-------- Given records
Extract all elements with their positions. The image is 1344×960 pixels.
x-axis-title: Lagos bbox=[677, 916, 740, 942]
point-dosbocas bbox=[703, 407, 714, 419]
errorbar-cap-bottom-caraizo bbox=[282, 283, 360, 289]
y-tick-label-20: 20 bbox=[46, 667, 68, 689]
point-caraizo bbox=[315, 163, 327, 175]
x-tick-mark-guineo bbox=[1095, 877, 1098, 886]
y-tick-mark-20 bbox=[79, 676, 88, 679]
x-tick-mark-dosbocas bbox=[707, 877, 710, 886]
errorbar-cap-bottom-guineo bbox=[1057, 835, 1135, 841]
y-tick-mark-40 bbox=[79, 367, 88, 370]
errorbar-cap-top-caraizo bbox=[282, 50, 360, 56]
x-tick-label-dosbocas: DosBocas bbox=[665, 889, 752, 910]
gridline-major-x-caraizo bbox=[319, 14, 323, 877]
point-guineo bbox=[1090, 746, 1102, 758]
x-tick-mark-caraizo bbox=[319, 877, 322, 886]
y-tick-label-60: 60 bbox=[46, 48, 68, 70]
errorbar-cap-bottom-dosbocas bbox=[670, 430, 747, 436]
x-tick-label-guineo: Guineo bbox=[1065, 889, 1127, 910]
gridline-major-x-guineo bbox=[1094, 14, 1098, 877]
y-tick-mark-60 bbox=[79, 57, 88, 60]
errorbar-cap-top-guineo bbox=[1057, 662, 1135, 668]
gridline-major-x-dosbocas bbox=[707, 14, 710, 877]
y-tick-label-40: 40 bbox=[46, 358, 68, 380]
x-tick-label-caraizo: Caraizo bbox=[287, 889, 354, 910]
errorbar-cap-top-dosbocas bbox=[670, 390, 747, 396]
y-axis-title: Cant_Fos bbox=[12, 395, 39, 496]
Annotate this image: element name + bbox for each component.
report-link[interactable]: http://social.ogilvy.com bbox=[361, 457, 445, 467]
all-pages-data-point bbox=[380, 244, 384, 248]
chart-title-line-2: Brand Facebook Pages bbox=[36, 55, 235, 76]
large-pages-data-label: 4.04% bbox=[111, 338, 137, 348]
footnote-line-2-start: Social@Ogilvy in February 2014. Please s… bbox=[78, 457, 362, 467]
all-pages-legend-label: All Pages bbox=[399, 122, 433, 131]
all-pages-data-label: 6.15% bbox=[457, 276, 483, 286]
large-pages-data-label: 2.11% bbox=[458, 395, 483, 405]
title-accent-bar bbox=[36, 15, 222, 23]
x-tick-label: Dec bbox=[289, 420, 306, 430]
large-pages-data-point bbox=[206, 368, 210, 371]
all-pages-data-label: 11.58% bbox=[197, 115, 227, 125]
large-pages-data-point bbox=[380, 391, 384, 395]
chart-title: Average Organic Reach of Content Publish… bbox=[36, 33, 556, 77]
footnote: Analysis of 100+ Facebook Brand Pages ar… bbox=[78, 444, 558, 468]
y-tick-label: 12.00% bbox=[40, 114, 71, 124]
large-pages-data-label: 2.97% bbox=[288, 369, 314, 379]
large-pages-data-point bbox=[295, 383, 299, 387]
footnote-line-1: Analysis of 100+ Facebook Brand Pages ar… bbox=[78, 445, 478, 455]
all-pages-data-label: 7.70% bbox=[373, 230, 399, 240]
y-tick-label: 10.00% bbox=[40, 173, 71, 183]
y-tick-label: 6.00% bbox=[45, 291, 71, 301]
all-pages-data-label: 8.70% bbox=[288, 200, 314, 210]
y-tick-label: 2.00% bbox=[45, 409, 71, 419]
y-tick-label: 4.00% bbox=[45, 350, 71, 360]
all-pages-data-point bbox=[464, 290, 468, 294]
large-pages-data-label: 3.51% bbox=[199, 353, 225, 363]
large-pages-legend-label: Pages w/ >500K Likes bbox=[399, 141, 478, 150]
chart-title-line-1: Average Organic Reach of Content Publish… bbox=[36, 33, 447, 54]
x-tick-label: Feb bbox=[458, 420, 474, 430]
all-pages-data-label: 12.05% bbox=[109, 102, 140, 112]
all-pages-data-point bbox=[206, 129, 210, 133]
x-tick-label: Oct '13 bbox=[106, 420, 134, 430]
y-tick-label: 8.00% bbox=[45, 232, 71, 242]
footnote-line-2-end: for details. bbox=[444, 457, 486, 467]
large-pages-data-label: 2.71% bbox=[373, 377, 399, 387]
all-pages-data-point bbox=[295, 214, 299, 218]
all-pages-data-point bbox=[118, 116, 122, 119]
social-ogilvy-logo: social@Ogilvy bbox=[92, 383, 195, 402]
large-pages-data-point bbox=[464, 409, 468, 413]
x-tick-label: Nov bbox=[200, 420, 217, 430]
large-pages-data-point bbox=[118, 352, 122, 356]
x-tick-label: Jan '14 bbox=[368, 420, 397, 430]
----------------
Render the items, from the first line through the line containing "457, 445, 467]", as a JSON list of strings with one string per line, omitting any blank lines.

▶ _Reply_
[
  "Extract all elements with their positions. The image is 1344×960 pixels.",
  "x-axis-title: Lagos bbox=[677, 916, 740, 942]",
  "point-dosbocas bbox=[703, 407, 714, 419]",
  "errorbar-cap-bottom-caraizo bbox=[282, 283, 360, 289]",
  "y-tick-label-20: 20 bbox=[46, 667, 68, 689]",
  "point-caraizo bbox=[315, 163, 327, 175]",
  "x-tick-mark-guineo bbox=[1095, 877, 1098, 886]",
  "y-tick-mark-20 bbox=[79, 676, 88, 679]",
  "x-tick-mark-dosbocas bbox=[707, 877, 710, 886]",
  "errorbar-cap-bottom-guineo bbox=[1057, 835, 1135, 841]",
  "y-tick-mark-40 bbox=[79, 367, 88, 370]",
  "errorbar-cap-top-caraizo bbox=[282, 50, 360, 56]",
  "x-tick-label-dosbocas: DosBocas bbox=[665, 889, 752, 910]",
  "gridline-major-x-caraizo bbox=[319, 14, 323, 877]",
  "point-guineo bbox=[1090, 746, 1102, 758]",
  "x-tick-mark-caraizo bbox=[319, 877, 322, 886]",
  "y-tick-label-60: 60 bbox=[46, 48, 68, 70]",
  "errorbar-cap-bottom-dosbocas bbox=[670, 430, 747, 436]",
  "x-tick-label-guineo: Guineo bbox=[1065, 889, 1127, 910]",
  "gridline-major-x-guineo bbox=[1094, 14, 1098, 877]",
  "y-tick-mark-60 bbox=[79, 57, 88, 60]",
  "errorbar-cap-top-guineo bbox=[1057, 662, 1135, 668]",
  "gridline-major-x-dosbocas bbox=[707, 14, 710, 877]",
  "y-tick-label-40: 40 bbox=[46, 358, 68, 380]",
  "x-tick-label-caraizo: Caraizo bbox=[287, 889, 354, 910]",
  "errorbar-cap-top-dosbocas bbox=[670, 390, 747, 396]",
  "y-axis-title: Cant_Fos bbox=[12, 395, 39, 496]",
  "Annotate this image: element name + bbox for each component.",
  "report-link[interactable]: http://social.ogilvy.com bbox=[361, 457, 445, 467]"
]